▸ **Task objective**:
Set every record down verbatim and omit the pictures.

Data excerpts
========================================
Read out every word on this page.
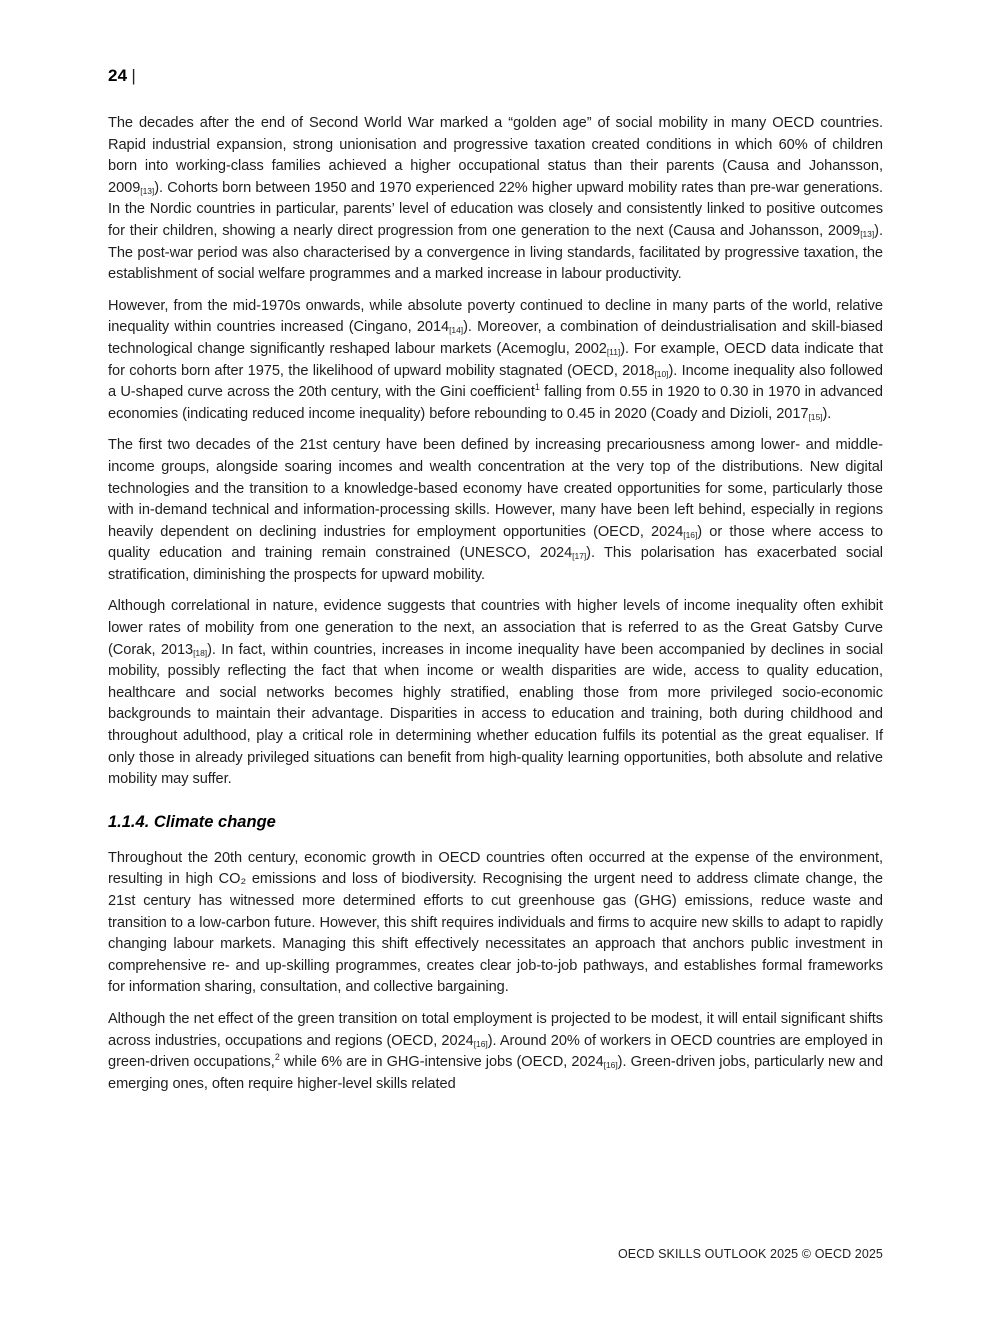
24 |

The decades after the end of Second World War marked a “golden age” of social mobility in many OECD countries. Rapid industrial expansion, strong unionisation and progressive taxation created conditions in which 60% of children born into working-class families achieved a higher occupational status than their parents (Causa and Johansson, 2009[13]). Cohorts born between 1950 and 1970 experienced 22% higher upward mobility rates than pre-war generations. In the Nordic countries in particular, parents’ level of education was closely and consistently linked to positive outcomes for their children, showing a nearly direct progression from one generation to the next (Causa and Johansson, 2009[13]). The post-war period was also characterised by a convergence in living standards, facilitated by progressive taxation, the establishment of social welfare programmes and a marked increase in labour productivity.

However, from the mid-1970s onwards, while absolute poverty continued to decline in many parts of the world, relative inequality within countries increased (Cingano, 2014[14]). Moreover, a combination of deindustrialisation and skill-biased technological change significantly reshaped labour markets (Acemoglu, 2002[11]). For example, OECD data indicate that for cohorts born after 1975, the likelihood of upward mobility stagnated (OECD, 2018[10]). Income inequality also followed a U-shaped curve across the 20th century, with the Gini coefficient$^1$ falling from 0.55 in 1920 to 0.30 in 1970 in advanced economies (indicating reduced income inequality) before rebounding to 0.45 in 2020 (Coady and Dizioli, 2017[15]).

The first two decades of the 21st century have been defined by increasing precariousness among lower- and middle-income groups, alongside soaring incomes and wealth concentration at the very top of the distributions. New digital technologies and the transition to a knowledge-based economy have created opportunities for some, particularly those with in-demand technical and information-processing skills. However, many have been left behind, especially in regions heavily dependent on declining industries for employment opportunities (OECD, 2024[16]) or those where access to quality education and training remain constrained (UNESCO, 2024[17]). This polarisation has exacerbated social stratification, diminishing the prospects for upward mobility.

Although correlational in nature, evidence suggests that countries with higher levels of income inequality often exhibit lower rates of mobility from one generation to the next, an association that is referred to as the Great Gatsby Curve (Corak, 2013[18]). In fact, within countries, increases in income inequality have been accompanied by declines in social mobility, possibly reflecting the fact that when income or wealth disparities are wide, access to quality education, healthcare and social networks becomes highly stratified, enabling those from more privileged socio-economic backgrounds to maintain their advantage. Disparities in access to education and training, both during childhood and throughout adulthood, play a critical role in determining whether education fulfils its potential as the great equaliser. If only those in already privileged situations can benefit from high-quality learning opportunities, both absolute and relative mobility may suffer.

1.1.4. Climate change

Throughout the 20th century, economic growth in OECD countries often occurred at the expense of the environment, resulting in high CO₂ emissions and loss of biodiversity. Recognising the urgent need to address climate change, the 21st century has witnessed more determined efforts to cut greenhouse gas (GHG) emissions, reduce waste and transition to a low-carbon future. However, this shift requires individuals and firms to acquire new skills to adapt to rapidly changing labour markets. Managing this shift effectively necessitates an approach that anchors public investment in comprehensive re- and up-skilling programmes, creates clear job-to-job pathways, and establishes formal frameworks for information sharing, consultation, and collective bargaining.

Although the net effect of the green transition on total employment is projected to be modest, it will entail significant shifts across industries, occupations and regions (OECD, 2024[16]). Around 20% of workers in OECD countries are employed in green-driven occupations,$^2$ while 6% are in GHG-intensive jobs (OECD, 2024[16]). Green-driven jobs, particularly new and emerging ones, often require higher-level skills related

OECD SKILLS OUTLOOK 2025 © OECD 2025
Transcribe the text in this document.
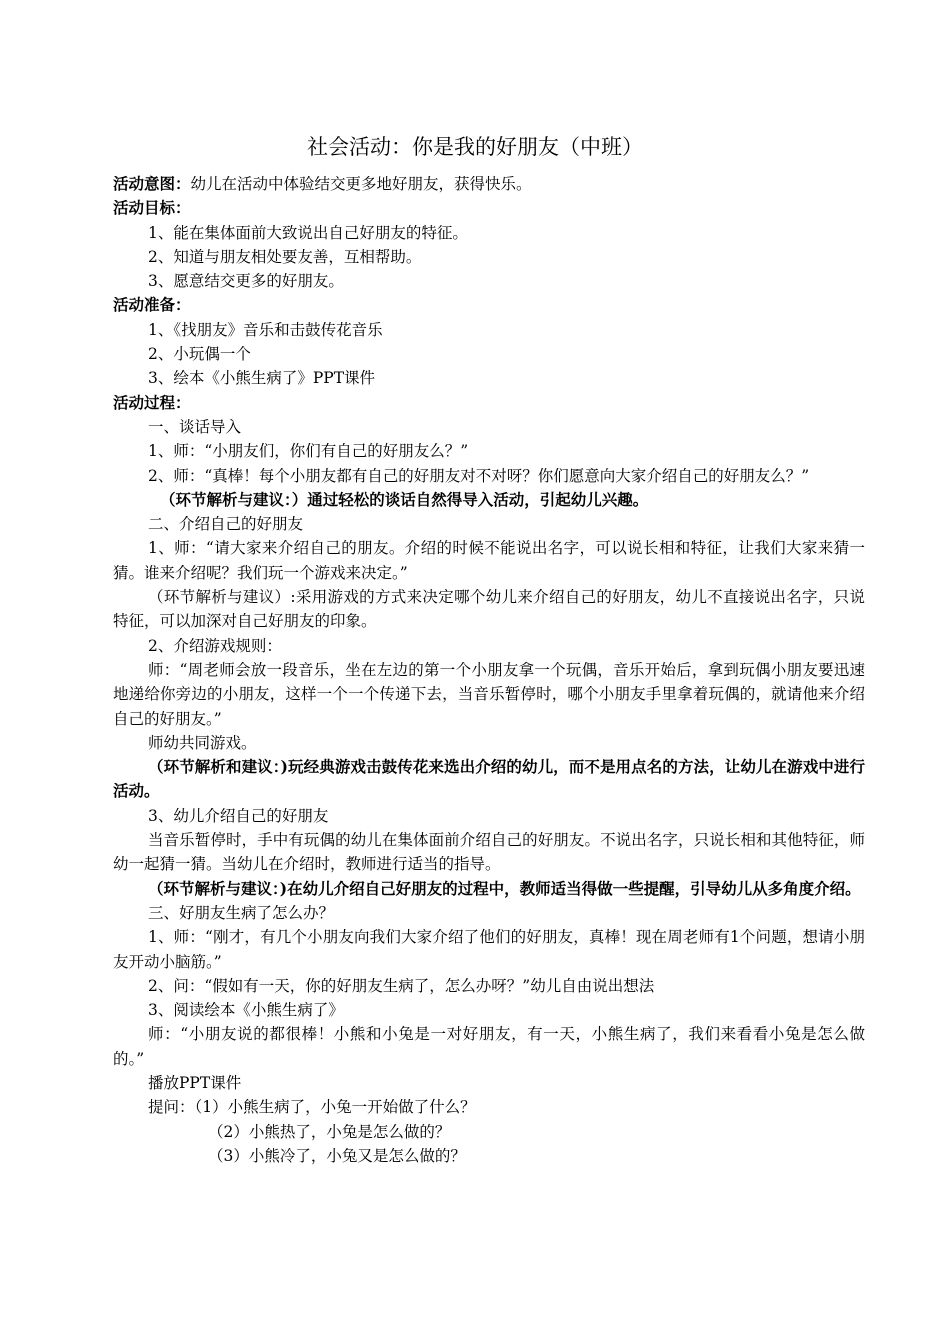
社会活动：你是我的好朋友（中班）

活动意图：幼儿在活动中体验结交更多地好朋友，获得快乐。

活动目标：

1、能在集体面前大致说出自己好朋友的特征。

2、知道与朋友相处要友善，互相帮助。

3、愿意结交更多的好朋友。

活动准备：

1、《找朋友》音乐和击鼓传花音乐

2、小玩偶一个

3、绘本《小熊生病了》PPT课件

活动过程：

一、谈话导入

1、师：“小朋友们，你们有自己的好朋友么？”

2、师：“真棒！每个小朋友都有自己的好朋友对不对呀？你们愿意向大家介绍自己的好朋友么？”

（环节解析与建议：）通过轻松的谈话自然得导入活动，引起幼儿兴趣。

二、介绍自己的好朋友

1、师：“请大家来介绍自己的朋友。介绍的时候不能说出名字，可以说长相和特征，让我们大家来猜一猜。谁来介绍呢？我们玩一个游戏来决定。”

（环节解析与建议）:采用游戏的方式来决定哪个幼儿来介绍自己的好朋友，幼儿不直接说出名字，只说特征，可以加深对自己好朋友的印象。

2、介绍游戏规则：

师：“周老师会放一段音乐，坐在左边的第一个小朋友拿一个玩偶，音乐开始后，拿到玩偶小朋友要迅速地递给你旁边的小朋友，这样一个一个传递下去，当音乐暂停时，哪个小朋友手里拿着玩偶的，就请他来介绍自己的好朋友。”

师幼共同游戏。

（环节解析和建议：)玩经典游戏击鼓传花来选出介绍的幼儿，而不是用点名的方法，让幼儿在游戏中进行活动。

3、幼儿介绍自己的好朋友

当音乐暂停时，手中有玩偶的幼儿在集体面前介绍自己的好朋友。不说出名字，只说长相和其他特征，师幼一起猜一猜。当幼儿在介绍时，教师进行适当的指导。

（环节解析与建议：)在幼儿介绍自己好朋友的过程中，教师适当得做一些提醒，引导幼儿从多角度介绍。

三、好朋友生病了怎么办？

1、师：“刚才，有几个小朋友向我们大家介绍了他们的好朋友，真棒！现在周老师有1个问题，想请小朋友开动小脑筋。”

2、问：“假如有一天，你的好朋友生病了，怎么办呀？”幼儿自由说出想法

3、阅读绘本《小熊生病了》

师：“小朋友说的都很棒！小熊和小兔是一对好朋友，有一天，小熊生病了，我们来看看小兔是怎么做的。”

播放PPT课件

提问：（1）小熊生病了，小兔一开始做了什么？

（2）小熊热了，小兔是怎么做的？

（3）小熊冷了，小兔又是怎么做的？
========================================
▸ **Response to this task**:
Read out every word on this page.
24 |

The decades after the end of Second World War marked a “golden age” of social mobility in many OECD countries. Rapid industrial expansion, strong unionisation and progressive taxation created conditions in which 60% of children born into working-class families achieved a higher occupational status than their parents (Causa and Johansson, 2009[13]). Cohorts born between 1950 and 1970 experienced 22% higher upward mobility rates than pre-war generations. In the Nordic countries in particular, parents’ level of education was closely and consistently linked to positive outcomes for their children, showing a nearly direct progression from one generation to the next (Causa and Johansson, 2009[13]). The post-war period was also characterised by a convergence in living standards, facilitated by progressive taxation, the establishment of social welfare programmes and a marked increase in labour productivity.

However, from the mid-1970s onwards, while absolute poverty continued to decline in many parts of the world, relative inequality within countries increased (Cingano, 2014[14]). Moreover, a combination of deindustrialisation and skill-biased technological change significantly reshaped labour markets (Acemoglu, 2002[11]). For example, OECD data indicate that for cohorts born after 1975, the likelihood of upward mobility stagnated (OECD, 2018[10]). Income inequality also followed a U-shaped curve across the 20th century, with the Gini coefficient$^1$ falling from 0.55 in 1920 to 0.30 in 1970 in advanced economies (indicating reduced income inequality) before rebounding to 0.45 in 2020 (Coady and Dizioli, 2017[15]).

The first two decades of the 21st century have been defined by increasing precariousness among lower- and middle-income groups, alongside soaring incomes and wealth concentration at the very top of the distributions. New digital technologies and the transition to a knowledge-based economy have created opportunities for some, particularly those with in-demand technical and information-processing skills. However, many have been left behind, especially in regions heavily dependent on declining industries for employment opportunities (OECD, 2024[16]) or those where access to quality education and training remain constrained (UNESCO, 2024[17]). This polarisation has exacerbated social stratification, diminishing the prospects for upward mobility.

Although correlational in nature, evidence suggests that countries with higher levels of income inequality often exhibit lower rates of mobility from one generation to the next, an association that is referred to as the Great Gatsby Curve (Corak, 2013[18]). In fact, within countries, increases in income inequality have been accompanied by declines in social mobility, possibly reflecting the fact that when income or wealth disparities are wide, access to quality education, healthcare and social networks becomes highly stratified, enabling those from more privileged socio-economic backgrounds to maintain their advantage. Disparities in access to education and training, both during childhood and throughout adulthood, play a critical role in determining whether education fulfils its potential as the great equaliser. If only those in already privileged situations can benefit from high-quality learning opportunities, both absolute and relative mobility may suffer.

1.1.4. Climate change

Throughout the 20th century, economic growth in OECD countries often occurred at the expense of the environment, resulting in high CO₂ emissions and loss of biodiversity. Recognising the urgent need to address climate change, the 21st century has witnessed more determined efforts to cut greenhouse gas (GHG) emissions, reduce waste and transition to a low-carbon future. However, this shift requires individuals and firms to acquire new skills to adapt to rapidly changing labour markets. Managing this shift effectively necessitates an approach that anchors public investment in comprehensive re- and up-skilling programmes, creates clear job-to-job pathways, and establishes formal frameworks for information sharing, consultation, and collective bargaining.

Although the net effect of the green transition on total employment is projected to be modest, it will entail significant shifts across industries, occupations and regions (OECD, 2024[16]). Around 20% of workers in OECD countries are employed in green-driven occupations,$^2$ while 6% are in GHG-intensive jobs (OECD, 2024[16]). Green-driven jobs, particularly new and emerging ones, often require higher-level skills related

OECD SKILLS OUTLOOK 2025 © OECD 2025
Transcribe the text in this document.
社会活动：你是我的好朋友（中班）

活动意图：幼儿在活动中体验结交更多地好朋友，获得快乐。

活动目标：

1、能在集体面前大致说出自己好朋友的特征。

2、知道与朋友相处要友善，互相帮助。

3、愿意结交更多的好朋友。

活动准备：

1、《找朋友》音乐和击鼓传花音乐

2、小玩偶一个

3、绘本《小熊生病了》PPT课件

活动过程：

一、谈话导入

1、师：“小朋友们，你们有自己的好朋友么？”

2、师：“真棒！每个小朋友都有自己的好朋友对不对呀？你们愿意向大家介绍自己的好朋友么？”

（环节解析与建议：）通过轻松的谈话自然得导入活动，引起幼儿兴趣。

二、介绍自己的好朋友

1、师：“请大家来介绍自己的朋友。介绍的时候不能说出名字，可以说长相和特征，让我们大家来猜一猜。谁来介绍呢？我们玩一个游戏来决定。”

（环节解析与建议）:采用游戏的方式来决定哪个幼儿来介绍自己的好朋友，幼儿不直接说出名字，只说特征，可以加深对自己好朋友的印象。

2、介绍游戏规则：

师：“周老师会放一段音乐，坐在左边的第一个小朋友拿一个玩偶，音乐开始后，拿到玩偶小朋友要迅速地递给你旁边的小朋友，这样一个一个传递下去，当音乐暂停时，哪个小朋友手里拿着玩偶的，就请他来介绍自己的好朋友。”

师幼共同游戏。

（环节解析和建议：)玩经典游戏击鼓传花来选出介绍的幼儿，而不是用点名的方法，让幼儿在游戏中进行活动。

3、幼儿介绍自己的好朋友

当音乐暂停时，手中有玩偶的幼儿在集体面前介绍自己的好朋友。不说出名字，只说长相和其他特征，师幼一起猜一猜。当幼儿在介绍时，教师进行适当的指导。

（环节解析与建议：)在幼儿介绍自己好朋友的过程中，教师适当得做一些提醒，引导幼儿从多角度介绍。

三、好朋友生病了怎么办？

1、师：“刚才，有几个小朋友向我们大家介绍了他们的好朋友，真棒！现在周老师有1个问题，想请小朋友开动小脑筋。”

2、问：“假如有一天，你的好朋友生病了，怎么办呀？”幼儿自由说出想法

3、阅读绘本《小熊生病了》

师：“小朋友说的都很棒！小熊和小兔是一对好朋友，有一天，小熊生病了，我们来看看小兔是怎么做的。”

播放PPT课件

提问：（1）小熊生病了，小兔一开始做了什么？

（2）小熊热了，小兔是怎么做的？

（3）小熊冷了，小兔又是怎么做的？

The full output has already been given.